**PASSAGE PROVIDED**
Um, yeah, I've thought about this waaaay too much.
> I'd love to hear what she says if you do bring it up.Hm, me too. I'll post about it after my session this week, if anyone is interested (and if I actually bring it up...).
Thanks for responding.
Posted by shrinking violet on August 15, 2004, at 20:54:12
In reply to Re: Are relationships with T's real, or not?, posted by tinydancer on August 14, 2004, at 15:51:14
>>In the last discussion we had, I told him how much it hurt. That I couldn't understand how I could like him so much, and feel like there was such a fantastic connection, and his response was, "Why can't I like you so much right back and feel the same towards you?" He has been trying to illustrate that just because we can't have a relationship outside of the therapy room doesn't make the relationship we do have less meaningful.

(Records in a dataset)
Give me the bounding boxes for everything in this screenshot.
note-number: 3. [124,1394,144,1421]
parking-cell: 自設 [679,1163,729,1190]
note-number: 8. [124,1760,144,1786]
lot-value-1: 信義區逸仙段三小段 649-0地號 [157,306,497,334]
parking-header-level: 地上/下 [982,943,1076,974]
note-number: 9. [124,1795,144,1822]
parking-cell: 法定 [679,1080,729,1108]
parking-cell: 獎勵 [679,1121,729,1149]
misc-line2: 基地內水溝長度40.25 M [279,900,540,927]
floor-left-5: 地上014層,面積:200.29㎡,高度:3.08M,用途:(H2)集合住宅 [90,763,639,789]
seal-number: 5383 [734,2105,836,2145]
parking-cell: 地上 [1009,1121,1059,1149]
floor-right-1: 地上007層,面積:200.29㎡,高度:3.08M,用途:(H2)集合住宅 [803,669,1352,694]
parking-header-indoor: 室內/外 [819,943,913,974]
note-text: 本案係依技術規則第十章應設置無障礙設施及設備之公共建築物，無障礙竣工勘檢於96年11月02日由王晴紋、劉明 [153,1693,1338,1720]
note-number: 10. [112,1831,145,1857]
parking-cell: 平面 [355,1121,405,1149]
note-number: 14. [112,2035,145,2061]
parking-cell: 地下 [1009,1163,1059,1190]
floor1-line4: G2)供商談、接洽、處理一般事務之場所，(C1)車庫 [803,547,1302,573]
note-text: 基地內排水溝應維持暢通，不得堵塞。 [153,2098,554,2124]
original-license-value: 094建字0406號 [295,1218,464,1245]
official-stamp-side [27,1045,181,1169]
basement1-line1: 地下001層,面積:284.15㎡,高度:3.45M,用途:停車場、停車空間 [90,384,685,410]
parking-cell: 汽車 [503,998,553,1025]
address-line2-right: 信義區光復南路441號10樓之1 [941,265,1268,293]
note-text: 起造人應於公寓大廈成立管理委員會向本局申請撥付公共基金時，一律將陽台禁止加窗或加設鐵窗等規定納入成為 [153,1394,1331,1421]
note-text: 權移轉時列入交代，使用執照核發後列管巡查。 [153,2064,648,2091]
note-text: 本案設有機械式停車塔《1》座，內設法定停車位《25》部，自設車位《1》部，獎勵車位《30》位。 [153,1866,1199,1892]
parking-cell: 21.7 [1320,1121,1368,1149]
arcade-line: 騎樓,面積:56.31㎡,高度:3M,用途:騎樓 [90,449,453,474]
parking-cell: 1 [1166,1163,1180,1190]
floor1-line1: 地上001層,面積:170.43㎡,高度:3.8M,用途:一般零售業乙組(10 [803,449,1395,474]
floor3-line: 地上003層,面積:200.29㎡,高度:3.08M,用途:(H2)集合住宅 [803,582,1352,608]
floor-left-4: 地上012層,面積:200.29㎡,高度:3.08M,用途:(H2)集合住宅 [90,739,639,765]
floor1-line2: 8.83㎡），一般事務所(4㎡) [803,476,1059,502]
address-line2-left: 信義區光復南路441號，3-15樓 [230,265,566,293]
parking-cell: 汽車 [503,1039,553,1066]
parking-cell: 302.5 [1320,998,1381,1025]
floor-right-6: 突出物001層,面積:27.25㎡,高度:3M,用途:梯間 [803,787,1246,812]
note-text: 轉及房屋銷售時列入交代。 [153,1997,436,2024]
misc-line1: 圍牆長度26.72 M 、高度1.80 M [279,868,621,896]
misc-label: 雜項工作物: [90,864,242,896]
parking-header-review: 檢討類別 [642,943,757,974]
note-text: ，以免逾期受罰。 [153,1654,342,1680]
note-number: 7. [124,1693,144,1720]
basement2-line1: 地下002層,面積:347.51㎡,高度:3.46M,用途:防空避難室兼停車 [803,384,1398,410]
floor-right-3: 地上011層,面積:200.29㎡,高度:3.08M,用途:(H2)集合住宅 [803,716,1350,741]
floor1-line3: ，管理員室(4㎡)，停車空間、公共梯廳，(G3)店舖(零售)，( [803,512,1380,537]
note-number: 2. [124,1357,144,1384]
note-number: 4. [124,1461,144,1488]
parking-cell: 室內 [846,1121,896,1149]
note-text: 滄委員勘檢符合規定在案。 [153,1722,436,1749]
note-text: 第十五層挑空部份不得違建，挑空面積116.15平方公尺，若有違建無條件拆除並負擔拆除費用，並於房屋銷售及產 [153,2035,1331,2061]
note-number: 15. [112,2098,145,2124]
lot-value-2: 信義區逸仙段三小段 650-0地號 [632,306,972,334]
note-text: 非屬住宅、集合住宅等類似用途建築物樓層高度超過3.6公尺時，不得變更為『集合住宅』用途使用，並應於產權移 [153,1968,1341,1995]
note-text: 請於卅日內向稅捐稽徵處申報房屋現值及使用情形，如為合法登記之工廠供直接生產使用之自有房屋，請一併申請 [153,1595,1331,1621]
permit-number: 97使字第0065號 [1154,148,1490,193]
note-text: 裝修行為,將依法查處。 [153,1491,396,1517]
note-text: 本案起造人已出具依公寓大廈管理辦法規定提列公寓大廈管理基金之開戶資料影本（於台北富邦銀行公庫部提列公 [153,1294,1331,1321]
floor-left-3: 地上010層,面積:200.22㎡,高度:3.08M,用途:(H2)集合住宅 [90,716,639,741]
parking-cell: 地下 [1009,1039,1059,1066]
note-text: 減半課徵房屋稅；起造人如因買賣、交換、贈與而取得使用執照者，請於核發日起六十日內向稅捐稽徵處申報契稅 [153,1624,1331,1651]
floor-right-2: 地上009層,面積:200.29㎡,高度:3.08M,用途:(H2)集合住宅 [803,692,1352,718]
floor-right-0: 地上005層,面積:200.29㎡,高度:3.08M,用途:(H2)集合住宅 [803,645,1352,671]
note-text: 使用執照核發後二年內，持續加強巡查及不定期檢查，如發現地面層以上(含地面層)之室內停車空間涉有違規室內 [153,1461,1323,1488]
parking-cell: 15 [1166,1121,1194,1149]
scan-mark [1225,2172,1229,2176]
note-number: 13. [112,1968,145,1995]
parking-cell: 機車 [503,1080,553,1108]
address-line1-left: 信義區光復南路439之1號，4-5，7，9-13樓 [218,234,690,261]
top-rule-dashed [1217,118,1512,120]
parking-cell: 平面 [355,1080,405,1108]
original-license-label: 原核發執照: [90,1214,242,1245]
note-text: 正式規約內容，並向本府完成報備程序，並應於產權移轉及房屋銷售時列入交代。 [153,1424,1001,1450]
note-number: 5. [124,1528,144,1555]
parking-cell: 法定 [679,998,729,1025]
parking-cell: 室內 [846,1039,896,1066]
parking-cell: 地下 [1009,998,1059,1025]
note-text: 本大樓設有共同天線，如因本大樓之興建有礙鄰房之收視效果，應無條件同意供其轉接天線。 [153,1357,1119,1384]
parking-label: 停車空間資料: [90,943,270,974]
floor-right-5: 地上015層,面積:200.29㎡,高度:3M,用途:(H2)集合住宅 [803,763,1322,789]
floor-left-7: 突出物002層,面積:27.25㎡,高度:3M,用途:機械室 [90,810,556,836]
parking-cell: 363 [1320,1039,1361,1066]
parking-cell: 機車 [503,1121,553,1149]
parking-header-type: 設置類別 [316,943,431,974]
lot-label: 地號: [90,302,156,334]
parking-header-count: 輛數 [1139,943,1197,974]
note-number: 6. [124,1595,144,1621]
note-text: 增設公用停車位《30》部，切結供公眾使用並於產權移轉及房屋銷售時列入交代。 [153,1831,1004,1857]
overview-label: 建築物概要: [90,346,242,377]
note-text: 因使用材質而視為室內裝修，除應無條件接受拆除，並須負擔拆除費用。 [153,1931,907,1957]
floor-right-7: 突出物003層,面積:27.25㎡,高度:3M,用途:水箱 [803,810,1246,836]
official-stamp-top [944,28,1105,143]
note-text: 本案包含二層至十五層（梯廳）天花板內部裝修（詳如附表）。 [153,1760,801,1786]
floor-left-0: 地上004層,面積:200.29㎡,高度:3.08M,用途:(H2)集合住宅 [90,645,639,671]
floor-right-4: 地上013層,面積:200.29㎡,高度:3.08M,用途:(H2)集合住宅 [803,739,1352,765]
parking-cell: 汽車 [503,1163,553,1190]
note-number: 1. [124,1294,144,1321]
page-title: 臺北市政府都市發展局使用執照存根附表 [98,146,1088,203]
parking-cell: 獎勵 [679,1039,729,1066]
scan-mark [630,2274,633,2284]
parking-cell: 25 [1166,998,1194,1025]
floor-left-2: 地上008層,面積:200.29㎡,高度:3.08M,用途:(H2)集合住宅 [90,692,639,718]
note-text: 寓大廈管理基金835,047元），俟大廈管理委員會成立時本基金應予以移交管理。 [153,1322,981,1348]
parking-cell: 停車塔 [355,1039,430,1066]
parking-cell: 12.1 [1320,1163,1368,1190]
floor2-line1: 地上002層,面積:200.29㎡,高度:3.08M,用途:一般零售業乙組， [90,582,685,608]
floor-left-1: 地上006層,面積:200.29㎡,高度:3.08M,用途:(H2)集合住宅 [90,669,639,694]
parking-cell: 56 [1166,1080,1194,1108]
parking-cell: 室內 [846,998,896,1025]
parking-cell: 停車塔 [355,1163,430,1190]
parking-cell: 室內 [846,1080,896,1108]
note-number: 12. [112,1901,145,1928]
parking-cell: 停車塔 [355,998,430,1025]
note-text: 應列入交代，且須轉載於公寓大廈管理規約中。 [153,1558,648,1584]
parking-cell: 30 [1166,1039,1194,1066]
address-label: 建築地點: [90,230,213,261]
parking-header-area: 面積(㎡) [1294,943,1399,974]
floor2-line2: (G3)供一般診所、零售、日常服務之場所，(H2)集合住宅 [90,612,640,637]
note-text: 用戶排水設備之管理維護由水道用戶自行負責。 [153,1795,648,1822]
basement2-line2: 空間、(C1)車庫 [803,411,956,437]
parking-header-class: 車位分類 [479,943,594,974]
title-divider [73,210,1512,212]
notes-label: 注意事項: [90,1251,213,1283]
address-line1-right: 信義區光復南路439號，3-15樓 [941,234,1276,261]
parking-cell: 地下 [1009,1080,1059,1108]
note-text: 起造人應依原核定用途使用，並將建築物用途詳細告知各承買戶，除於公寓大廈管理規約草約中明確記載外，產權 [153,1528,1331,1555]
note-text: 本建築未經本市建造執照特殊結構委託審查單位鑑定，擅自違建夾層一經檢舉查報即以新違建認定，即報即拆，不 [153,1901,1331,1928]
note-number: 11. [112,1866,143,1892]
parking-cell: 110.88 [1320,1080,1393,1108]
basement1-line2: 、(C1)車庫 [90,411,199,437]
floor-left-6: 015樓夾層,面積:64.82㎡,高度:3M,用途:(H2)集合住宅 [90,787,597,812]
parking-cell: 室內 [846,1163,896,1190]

**QUESTIONS TO ANSWER**
a - List every date and every clock time that appears in the forum thread.
b - Pick up the forum thread about relationships with T's after its final sentence and keep writing it.

**LIST OF ANSWERS**
a -
August 15, 2004
20:54:12
August 14, 2004
15:51:14

b -
Nice summary...I think that's what my T keeps trying to get me to believe. But then I question her motivation.....is it really true and she's trying to get me to acknowledge it also, or is she trying to get me to acknowledge it and feel it so she can use it (i.e. theoretically it might make me seek similar outside relationships....which, it wouldnt, but I know that's a commonly used technique in therapy).
>> The bottom line is that my T has always respected my feelings, he isn't afraid of my feelings, and has allowed me to have those feelings and bring them in full force into the therapy room. (One of his favorite things to say, "Bring it on!")
He sounds sweet. You're lucky to have him.
> But the most important thing I want to stress is that the relationship is REAL. If you feel a connection with her, a closeness, you feel that because it is reciprocated! Do you feel close and feel connected to people that don't like you? Never. It's easy to question the nature of it when it seems so confusing, but try to believe in your T. She sounds great!Wow, thank you for validating that for me. And she is great.
Thanks for your response!
>
Posted by shrinking violet on August 15, 2004, at 20:56:20
In reply to Re: Are relationships with T's real, or not?, posted by rubenstein on August 14, 2004, at 18:06:55
I think you should try to talk about this issue with your T, even though it might be hard, especially since he seems open to the discussion and willing to help (hm, maybe I should take my own advice, huh?).
Good luck to you, and thank you for writing.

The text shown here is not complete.